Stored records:
+===+
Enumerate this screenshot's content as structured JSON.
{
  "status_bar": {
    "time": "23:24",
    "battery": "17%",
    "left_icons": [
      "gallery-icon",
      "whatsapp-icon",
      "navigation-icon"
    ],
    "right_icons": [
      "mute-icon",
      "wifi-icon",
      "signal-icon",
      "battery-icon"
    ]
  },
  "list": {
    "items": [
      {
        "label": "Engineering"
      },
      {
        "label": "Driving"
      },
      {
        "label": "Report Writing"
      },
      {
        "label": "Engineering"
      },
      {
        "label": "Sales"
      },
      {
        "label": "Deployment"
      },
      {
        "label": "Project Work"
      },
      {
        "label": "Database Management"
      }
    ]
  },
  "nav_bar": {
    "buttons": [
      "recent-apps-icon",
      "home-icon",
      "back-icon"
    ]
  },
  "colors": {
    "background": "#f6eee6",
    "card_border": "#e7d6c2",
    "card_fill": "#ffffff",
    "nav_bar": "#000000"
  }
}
+===+
Job:
Write every entry out again exactly.

Full answer:
Enumerate this screenshot's content as structured JSON.
{
  "status_bar": {
    "time": "23:24",
    "battery": "17%",
    "left_icons": [
      "gallery-icon",
      "whatsapp-icon",
      "navigation-icon"
    ],
    "right_icons": [
      "mute-icon",
      "wifi-icon",
      "signal-icon",
      "battery-icon"
    ]
  },
  "list": {
    "items": [
      {
        "label": "Engineering"
      },
      {
        "label": "Driving"
      },
      {
        "label": "Report Writing"
      },
      {
        "label": "Engineering"
      },
      {
        "label": "Sales"
      },
      {
        "label": "Deployment"
      },
      {
        "label": "Project Work"
      },
      {
        "label": "Database Management"
      }
    ]
  },
  "nav_bar": {
    "buttons": [
      "recent-apps-icon",
      "home-icon",
      "back-icon"
    ]
  },
  "colors": {
    "background": "#f6eee6",
    "card_border": "#e7d6c2",
    "card_fill": "#ffffff",
    "nav_bar": "#000000"
  }
}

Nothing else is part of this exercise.